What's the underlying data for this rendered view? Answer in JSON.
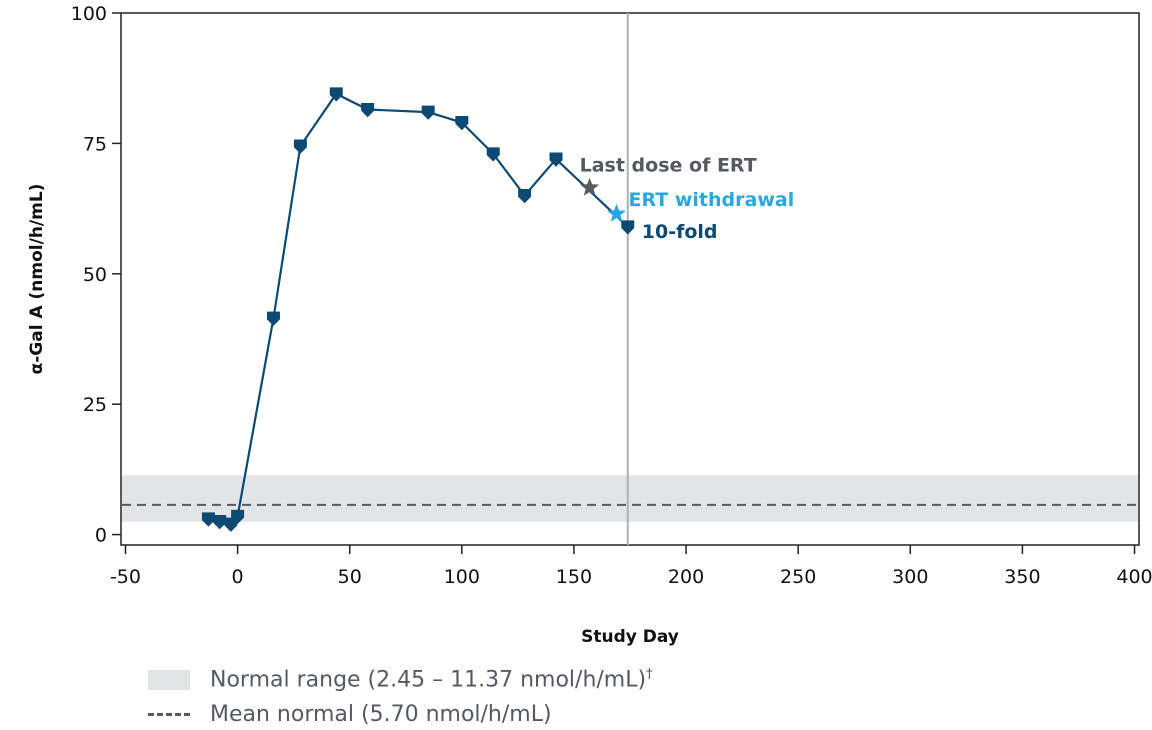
{
  "chart_data": {
    "type": "line",
    "title": "",
    "xlabel": "Study Day",
    "ylabel": "α-Gal A (nmol/h/mL)",
    "xlim": [
      -52,
      402
    ],
    "ylim": [
      -2,
      100
    ],
    "xticks": [
      -50,
      0,
      50,
      100,
      150,
      200,
      250,
      300,
      350,
      400
    ],
    "yticks": [
      0,
      25,
      50,
      75,
      100
    ],
    "grid": false,
    "series": [
      {
        "color": "#0d4a73",
        "x": [
          -13,
          -8,
          -3,
          0,
          16,
          28,
          44,
          58,
          85,
          100,
          114,
          128,
          142,
          174
        ],
        "y": [
          3.0,
          2.5,
          2.0,
          3.5,
          41.5,
          74.5,
          84.5,
          81.5,
          81.0,
          79.0,
          73.0,
          65.0,
          72.0,
          59.0
        ]
      }
    ],
    "normal_range": [
      2.45,
      11.37
    ],
    "mean_normal": 5.7,
    "vertical_line_x": 174,
    "annotations": [
      {
        "text": "Last dose of ERT",
        "x": 157,
        "y": 66.5,
        "color": "#555a60",
        "marker": "star"
      },
      {
        "text": "ERT withdrawal",
        "x": 169,
        "y": 61.5,
        "color": "#29a8e0",
        "marker": "star"
      },
      {
        "text": "10-fold",
        "x": 174,
        "y": 59.0,
        "color": "#0d4a73",
        "marker": "none"
      }
    ],
    "legend": [
      {
        "label": "Normal range (2.45 – 11.37 nmol/h/mL)",
        "footnote": "†",
        "swatch": "band"
      },
      {
        "label": "Mean normal (5.70 nmol/h/mL)",
        "footnote": "",
        "swatch": "dashed-line"
      }
    ],
    "legend_position": "bottom-left"
  }
}
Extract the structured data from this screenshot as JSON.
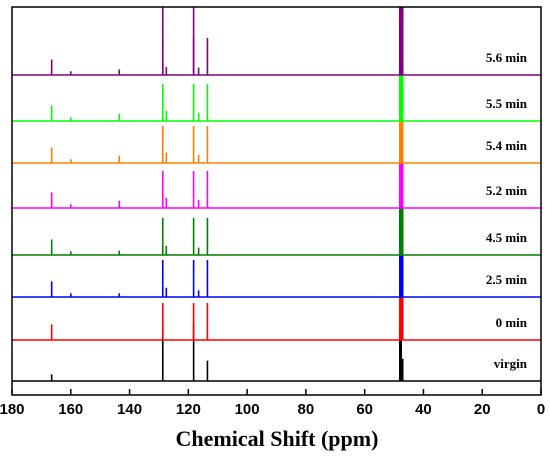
{
  "chart_data": {
    "type": "line",
    "title": "",
    "xlabel": "Chemical Shift (ppm)",
    "ylabel": "",
    "xlim": [
      180,
      0
    ],
    "x_reversed": true,
    "x_ticks": [
      180,
      160,
      140,
      120,
      100,
      80,
      60,
      40,
      20,
      0
    ],
    "grid": false,
    "legend": "none (labels placed above each trace at right)",
    "series": [
      {
        "name": "virgin",
        "color": "#000000",
        "peaks": [
          [
            166.5,
            0.18
          ],
          [
            128.7,
            1.0
          ],
          [
            118.2,
            1.0
          ],
          [
            113.5,
            0.55
          ],
          [
            47.8,
            1.0
          ],
          [
            47.3,
            0.6
          ]
        ]
      },
      {
        "name": "0 min",
        "color": "#ff0000",
        "peaks": [
          [
            166.5,
            0.42
          ],
          [
            128.7,
            1.0
          ],
          [
            118.2,
            1.0
          ],
          [
            113.5,
            1.0
          ],
          [
            47.8,
            1.0
          ],
          [
            47.3,
            1.0
          ]
        ]
      },
      {
        "name": "2.5 min",
        "color": "#0000ff",
        "peaks": [
          [
            166.5,
            0.42
          ],
          [
            160.0,
            0.1
          ],
          [
            143.5,
            0.1
          ],
          [
            128.7,
            1.0
          ],
          [
            127.5,
            0.25
          ],
          [
            118.2,
            1.0
          ],
          [
            116.5,
            0.18
          ],
          [
            113.5,
            1.0
          ],
          [
            47.8,
            1.0
          ],
          [
            47.3,
            1.0
          ]
        ]
      },
      {
        "name": "4.5 min",
        "color": "#008000",
        "peaks": [
          [
            166.5,
            0.42
          ],
          [
            160.0,
            0.1
          ],
          [
            143.5,
            0.12
          ],
          [
            128.7,
            1.0
          ],
          [
            127.5,
            0.25
          ],
          [
            118.2,
            1.0
          ],
          [
            116.5,
            0.2
          ],
          [
            113.5,
            1.0
          ],
          [
            47.8,
            1.0
          ],
          [
            47.3,
            1.0
          ]
        ]
      },
      {
        "name": "5.2 min",
        "color": "#ff00ff",
        "peaks": [
          [
            166.5,
            0.42
          ],
          [
            160.0,
            0.1
          ],
          [
            143.5,
            0.2
          ],
          [
            128.7,
            1.0
          ],
          [
            127.5,
            0.28
          ],
          [
            118.2,
            1.0
          ],
          [
            116.5,
            0.22
          ],
          [
            113.5,
            1.0
          ],
          [
            47.8,
            1.0
          ],
          [
            47.3,
            1.0
          ]
        ]
      },
      {
        "name": "5.4 min",
        "color": "#ff8000",
        "peaks": [
          [
            166.5,
            0.42
          ],
          [
            160.0,
            0.1
          ],
          [
            143.5,
            0.2
          ],
          [
            128.7,
            1.0
          ],
          [
            127.5,
            0.28
          ],
          [
            118.2,
            1.0
          ],
          [
            116.5,
            0.22
          ],
          [
            113.5,
            1.0
          ],
          [
            47.8,
            1.0
          ],
          [
            47.3,
            1.0
          ]
        ]
      },
      {
        "name": "5.5 min",
        "color": "#00ff00",
        "peaks": [
          [
            166.5,
            0.42
          ],
          [
            160.0,
            0.1
          ],
          [
            143.5,
            0.2
          ],
          [
            128.7,
            1.0
          ],
          [
            127.5,
            0.28
          ],
          [
            118.2,
            1.0
          ],
          [
            116.5,
            0.22
          ],
          [
            113.5,
            1.0
          ],
          [
            47.8,
            1.0
          ],
          [
            47.3,
            1.0
          ]
        ]
      },
      {
        "name": "5.6 min",
        "color": "#800080",
        "peaks": [
          [
            166.5,
            0.42
          ],
          [
            160.0,
            0.1
          ],
          [
            143.5,
            0.15
          ],
          [
            128.7,
            1.0
          ],
          [
            127.5,
            0.22
          ],
          [
            118.2,
            1.0
          ],
          [
            116.5,
            0.2
          ],
          [
            113.5,
            1.0
          ],
          [
            47.8,
            1.0
          ],
          [
            47.3,
            1.0
          ]
        ]
      }
    ]
  }
}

————————

- Given task: Omit the pictures, then output the rest of the listing exactly.

- Response for this exercise:
What's the underlying data for this rendered view? Answer in JSON.
{
  "chart_data": {
    "type": "line",
    "title": "",
    "xlabel": "Study Day",
    "ylabel": "α-Gal A (nmol/h/mL)",
    "xlim": [
      -52,
      402
    ],
    "ylim": [
      -2,
      100
    ],
    "xticks": [
      -50,
      0,
      50,
      100,
      150,
      200,
      250,
      300,
      350,
      400
    ],
    "yticks": [
      0,
      25,
      50,
      75,
      100
    ],
    "grid": false,
    "series": [
      {
        "color": "#0d4a73",
        "x": [
          -13,
          -8,
          -3,
          0,
          16,
          28,
          44,
          58,
          85,
          100,
          114,
          128,
          142,
          174
        ],
        "y": [
          3.0,
          2.5,
          2.0,
          3.5,
          41.5,
          74.5,
          84.5,
          81.5,
          81.0,
          79.0,
          73.0,
          65.0,
          72.0,
          59.0
        ]
      }
    ],
    "normal_range": [
      2.45,
      11.37
    ],
    "mean_normal": 5.7,
    "vertical_line_x": 174,
    "annotations": [
      {
        "text": "Last dose of ERT",
        "x": 157,
        "y": 66.5,
        "color": "#555a60",
        "marker": "star"
      },
      {
        "text": "ERT withdrawal",
        "x": 169,
        "y": 61.5,
        "color": "#29a8e0",
        "marker": "star"
      },
      {
        "text": "10-fold",
        "x": 174,
        "y": 59.0,
        "color": "#0d4a73",
        "marker": "none"
      }
    ],
    "legend": [
      {
        "label": "Normal range (2.45 – 11.37 nmol/h/mL)",
        "footnote": "†",
        "swatch": "band"
      },
      {
        "label": "Mean normal (5.70 nmol/h/mL)",
        "footnote": "",
        "swatch": "dashed-line"
      }
    ],
    "legend_position": "bottom-left"
  }
}
Extract the structured data from this screenshot as JSON.
{
  "chart_data": {
    "type": "line",
    "title": "",
    "xlabel": "Chemical Shift (ppm)",
    "ylabel": "",
    "xlim": [
      180,
      0
    ],
    "x_reversed": true,
    "x_ticks": [
      180,
      160,
      140,
      120,
      100,
      80,
      60,
      40,
      20,
      0
    ],
    "grid": false,
    "legend": "none (labels placed above each trace at right)",
    "series": [
      {
        "name": "virgin",
        "color": "#000000",
        "peaks": [
          [
            166.5,
            0.18
          ],
          [
            128.7,
            1.0
          ],
          [
            118.2,
            1.0
          ],
          [
            113.5,
            0.55
          ],
          [
            47.8,
            1.0
          ],
          [
            47.3,
            0.6
          ]
        ]
      },
      {
        "name": "0 min",
        "color": "#ff0000",
        "peaks": [
          [
            166.5,
            0.42
          ],
          [
            128.7,
            1.0
          ],
          [
            118.2,
            1.0
          ],
          [
            113.5,
            1.0
          ],
          [
            47.8,
            1.0
          ],
          [
            47.3,
            1.0
          ]
        ]
      },
      {
        "name": "2.5 min",
        "color": "#0000ff",
        "peaks": [
          [
            166.5,
            0.42
          ],
          [
            160.0,
            0.1
          ],
          [
            143.5,
            0.1
          ],
          [
            128.7,
            1.0
          ],
          [
            127.5,
            0.25
          ],
          [
            118.2,
            1.0
          ],
          [
            116.5,
            0.18
          ],
          [
            113.5,
            1.0
          ],
          [
            47.8,
            1.0
          ],
          [
            47.3,
            1.0
          ]
        ]
      },
      {
        "name": "4.5 min",
        "color": "#008000",
        "peaks": [
          [
            166.5,
            0.42
          ],
          [
            160.0,
            0.1
          ],
          [
            143.5,
            0.12
          ],
          [
            128.7,
            1.0
          ],
          [
            127.5,
            0.25
          ],
          [
            118.2,
            1.0
          ],
          [
            116.5,
            0.2
          ],
          [
            113.5,
            1.0
          ],
          [
            47.8,
            1.0
          ],
          [
            47.3,
            1.0
          ]
        ]
      },
      {
        "name": "5.2 min",
        "color": "#ff00ff",
        "peaks": [
          [
            166.5,
            0.42
          ],
          [
            160.0,
            0.1
          ],
          [
            143.5,
            0.2
          ],
          [
            128.7,
            1.0
          ],
          [
            127.5,
            0.28
          ],
          [
            118.2,
            1.0
          ],
          [
            116.5,
            0.22
          ],
          [
            113.5,
            1.0
          ],
          [
            47.8,
            1.0
          ],
          [
            47.3,
            1.0
          ]
        ]
      },
      {
        "name": "5.4 min",
        "color": "#ff8000",
        "peaks": [
          [
            166.5,
            0.42
          ],
          [
            160.0,
            0.1
          ],
          [
            143.5,
            0.2
          ],
          [
            128.7,
            1.0
          ],
          [
            127.5,
            0.28
          ],
          [
            118.2,
            1.0
          ],
          [
            116.5,
            0.22
          ],
          [
            113.5,
            1.0
          ],
          [
            47.8,
            1.0
          ],
          [
            47.3,
            1.0
          ]
        ]
      },
      {
        "name": "5.5 min",
        "color": "#00ff00",
        "peaks": [
          [
            166.5,
            0.42
          ],
          [
            160.0,
            0.1
          ],
          [
            143.5,
            0.2
          ],
          [
            128.7,
            1.0
          ],
          [
            127.5,
            0.28
          ],
          [
            118.2,
            1.0
          ],
          [
            116.5,
            0.22
          ],
          [
            113.5,
            1.0
          ],
          [
            47.8,
            1.0
          ],
          [
            47.3,
            1.0
          ]
        ]
      },
      {
        "name": "5.6 min",
        "color": "#800080",
        "peaks": [
          [
            166.5,
            0.42
          ],
          [
            160.0,
            0.1
          ],
          [
            143.5,
            0.15
          ],
          [
            128.7,
            1.0
          ],
          [
            127.5,
            0.22
          ],
          [
            118.2,
            1.0
          ],
          [
            116.5,
            0.2
          ],
          [
            113.5,
            1.0
          ],
          [
            47.8,
            1.0
          ],
          [
            47.3,
            1.0
          ]
        ]
      }
    ]
  }
}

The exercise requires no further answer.